● **Objective**
Gather up all lines that carry the word "title".

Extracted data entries
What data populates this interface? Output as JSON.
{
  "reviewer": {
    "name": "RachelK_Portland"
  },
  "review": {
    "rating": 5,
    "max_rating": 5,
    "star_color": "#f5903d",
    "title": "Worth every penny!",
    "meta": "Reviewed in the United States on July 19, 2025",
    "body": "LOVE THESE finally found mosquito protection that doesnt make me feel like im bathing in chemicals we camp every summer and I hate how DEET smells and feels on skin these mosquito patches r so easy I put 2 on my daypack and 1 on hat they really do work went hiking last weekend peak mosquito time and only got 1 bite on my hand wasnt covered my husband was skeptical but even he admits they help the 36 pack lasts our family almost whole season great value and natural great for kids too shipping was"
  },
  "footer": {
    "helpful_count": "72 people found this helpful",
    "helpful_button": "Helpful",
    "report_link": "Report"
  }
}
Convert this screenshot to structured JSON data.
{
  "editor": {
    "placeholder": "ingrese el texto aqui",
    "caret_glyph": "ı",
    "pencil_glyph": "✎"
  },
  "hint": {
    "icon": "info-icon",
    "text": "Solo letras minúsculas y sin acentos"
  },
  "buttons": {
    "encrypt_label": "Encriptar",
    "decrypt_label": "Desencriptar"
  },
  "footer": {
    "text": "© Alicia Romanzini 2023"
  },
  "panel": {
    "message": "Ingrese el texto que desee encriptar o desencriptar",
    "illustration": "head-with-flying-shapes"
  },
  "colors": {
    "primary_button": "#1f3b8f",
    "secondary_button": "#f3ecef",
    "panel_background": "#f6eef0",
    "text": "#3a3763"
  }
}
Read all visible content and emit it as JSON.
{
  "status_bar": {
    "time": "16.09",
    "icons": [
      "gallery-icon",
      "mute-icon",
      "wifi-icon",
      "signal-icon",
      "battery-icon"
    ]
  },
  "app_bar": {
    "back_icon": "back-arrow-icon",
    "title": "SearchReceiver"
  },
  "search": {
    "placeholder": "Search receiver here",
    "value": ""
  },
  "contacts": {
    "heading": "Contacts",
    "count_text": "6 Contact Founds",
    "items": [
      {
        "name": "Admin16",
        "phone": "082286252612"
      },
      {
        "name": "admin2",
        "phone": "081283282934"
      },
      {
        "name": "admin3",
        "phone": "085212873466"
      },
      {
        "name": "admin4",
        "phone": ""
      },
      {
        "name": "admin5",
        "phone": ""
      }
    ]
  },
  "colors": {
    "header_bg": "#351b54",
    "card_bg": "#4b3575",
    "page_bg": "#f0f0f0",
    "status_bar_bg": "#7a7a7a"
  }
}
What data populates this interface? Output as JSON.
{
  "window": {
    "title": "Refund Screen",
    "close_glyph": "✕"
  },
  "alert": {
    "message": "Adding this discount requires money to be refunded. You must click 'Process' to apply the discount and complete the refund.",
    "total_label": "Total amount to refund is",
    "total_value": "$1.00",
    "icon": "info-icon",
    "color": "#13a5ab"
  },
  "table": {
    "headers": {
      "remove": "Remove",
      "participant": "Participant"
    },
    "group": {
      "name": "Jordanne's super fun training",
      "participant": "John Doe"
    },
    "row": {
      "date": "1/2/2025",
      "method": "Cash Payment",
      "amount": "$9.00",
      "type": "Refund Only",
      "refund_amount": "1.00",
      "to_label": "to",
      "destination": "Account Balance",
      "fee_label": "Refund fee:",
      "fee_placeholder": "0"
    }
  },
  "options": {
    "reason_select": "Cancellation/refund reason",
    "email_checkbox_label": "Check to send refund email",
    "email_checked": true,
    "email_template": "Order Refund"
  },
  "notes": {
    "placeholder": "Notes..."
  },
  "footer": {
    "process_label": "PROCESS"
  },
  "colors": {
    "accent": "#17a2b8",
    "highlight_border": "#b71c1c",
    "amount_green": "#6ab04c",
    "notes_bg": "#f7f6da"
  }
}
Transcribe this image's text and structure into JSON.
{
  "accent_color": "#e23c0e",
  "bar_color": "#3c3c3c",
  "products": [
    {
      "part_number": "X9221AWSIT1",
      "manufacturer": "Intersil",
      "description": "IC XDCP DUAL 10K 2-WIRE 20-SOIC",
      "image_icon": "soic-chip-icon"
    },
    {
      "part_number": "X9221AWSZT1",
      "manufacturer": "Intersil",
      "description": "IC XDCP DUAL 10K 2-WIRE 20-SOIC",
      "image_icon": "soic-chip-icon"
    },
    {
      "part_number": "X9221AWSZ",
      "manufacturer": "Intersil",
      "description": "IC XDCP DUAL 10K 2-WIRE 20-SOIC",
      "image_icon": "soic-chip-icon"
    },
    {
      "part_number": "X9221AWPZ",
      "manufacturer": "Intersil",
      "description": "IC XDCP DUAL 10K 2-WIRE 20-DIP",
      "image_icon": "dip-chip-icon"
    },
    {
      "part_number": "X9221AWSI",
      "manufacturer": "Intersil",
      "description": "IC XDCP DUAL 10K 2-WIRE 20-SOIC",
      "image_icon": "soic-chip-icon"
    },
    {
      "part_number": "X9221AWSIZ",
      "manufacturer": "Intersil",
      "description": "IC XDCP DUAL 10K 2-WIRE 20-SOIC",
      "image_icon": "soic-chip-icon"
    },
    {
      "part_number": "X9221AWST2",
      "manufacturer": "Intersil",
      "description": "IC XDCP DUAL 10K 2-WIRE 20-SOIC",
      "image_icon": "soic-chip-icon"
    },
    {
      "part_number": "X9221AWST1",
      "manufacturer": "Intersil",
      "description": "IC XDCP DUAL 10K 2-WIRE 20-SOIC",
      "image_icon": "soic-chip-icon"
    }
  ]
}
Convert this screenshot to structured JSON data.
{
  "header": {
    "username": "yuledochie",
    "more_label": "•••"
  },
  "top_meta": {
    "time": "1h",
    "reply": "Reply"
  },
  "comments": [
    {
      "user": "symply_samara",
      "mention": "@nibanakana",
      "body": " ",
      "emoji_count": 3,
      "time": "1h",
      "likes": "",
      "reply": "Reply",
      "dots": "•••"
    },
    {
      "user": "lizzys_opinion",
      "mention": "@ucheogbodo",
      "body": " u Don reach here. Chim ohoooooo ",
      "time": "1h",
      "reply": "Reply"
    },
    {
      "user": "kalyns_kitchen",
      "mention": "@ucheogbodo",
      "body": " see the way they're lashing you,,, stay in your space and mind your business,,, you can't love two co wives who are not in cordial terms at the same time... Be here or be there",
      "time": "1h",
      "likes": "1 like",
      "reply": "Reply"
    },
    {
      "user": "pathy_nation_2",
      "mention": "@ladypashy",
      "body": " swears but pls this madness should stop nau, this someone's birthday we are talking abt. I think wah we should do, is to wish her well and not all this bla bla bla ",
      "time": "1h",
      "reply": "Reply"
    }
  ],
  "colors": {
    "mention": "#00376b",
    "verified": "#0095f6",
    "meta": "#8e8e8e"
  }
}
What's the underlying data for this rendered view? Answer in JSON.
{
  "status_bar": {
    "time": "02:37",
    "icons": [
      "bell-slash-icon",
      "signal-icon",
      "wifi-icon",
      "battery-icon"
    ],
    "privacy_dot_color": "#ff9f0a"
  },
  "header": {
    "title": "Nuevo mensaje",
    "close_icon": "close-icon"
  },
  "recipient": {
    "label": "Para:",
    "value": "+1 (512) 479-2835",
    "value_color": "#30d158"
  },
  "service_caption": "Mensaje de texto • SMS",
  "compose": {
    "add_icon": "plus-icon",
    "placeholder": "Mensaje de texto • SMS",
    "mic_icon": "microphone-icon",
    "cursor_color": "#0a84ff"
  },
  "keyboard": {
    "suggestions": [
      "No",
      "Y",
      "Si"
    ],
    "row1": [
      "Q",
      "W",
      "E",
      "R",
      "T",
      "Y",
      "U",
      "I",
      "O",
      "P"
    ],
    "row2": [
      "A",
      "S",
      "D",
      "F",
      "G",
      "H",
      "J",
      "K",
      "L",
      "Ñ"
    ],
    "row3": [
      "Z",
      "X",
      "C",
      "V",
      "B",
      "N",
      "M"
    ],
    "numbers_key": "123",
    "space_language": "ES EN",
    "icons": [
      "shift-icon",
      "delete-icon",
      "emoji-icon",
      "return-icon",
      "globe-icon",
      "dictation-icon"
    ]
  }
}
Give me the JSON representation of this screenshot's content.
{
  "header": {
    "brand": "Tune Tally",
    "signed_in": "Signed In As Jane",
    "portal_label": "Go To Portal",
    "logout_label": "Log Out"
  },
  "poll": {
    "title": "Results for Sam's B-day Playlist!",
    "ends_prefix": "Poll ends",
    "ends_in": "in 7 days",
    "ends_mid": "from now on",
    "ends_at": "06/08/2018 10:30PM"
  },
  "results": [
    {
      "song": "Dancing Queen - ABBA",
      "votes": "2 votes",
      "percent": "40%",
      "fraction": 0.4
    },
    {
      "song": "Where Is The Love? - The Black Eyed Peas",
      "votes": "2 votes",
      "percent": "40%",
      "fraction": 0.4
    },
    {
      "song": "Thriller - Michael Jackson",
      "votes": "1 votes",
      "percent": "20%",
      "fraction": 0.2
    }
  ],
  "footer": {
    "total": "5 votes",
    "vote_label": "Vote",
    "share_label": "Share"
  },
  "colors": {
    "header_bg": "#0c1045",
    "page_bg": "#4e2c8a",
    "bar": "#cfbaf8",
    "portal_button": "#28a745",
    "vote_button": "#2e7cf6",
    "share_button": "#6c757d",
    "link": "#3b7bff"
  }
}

● **Answer to the task**
    "title": "Worth every penny!",
    "title": "SearchReceiver"
    "title": "Refund Screen",
    "title": "Nuevo mensaje",
    "title": "Results for Sam's B-day Playlist!",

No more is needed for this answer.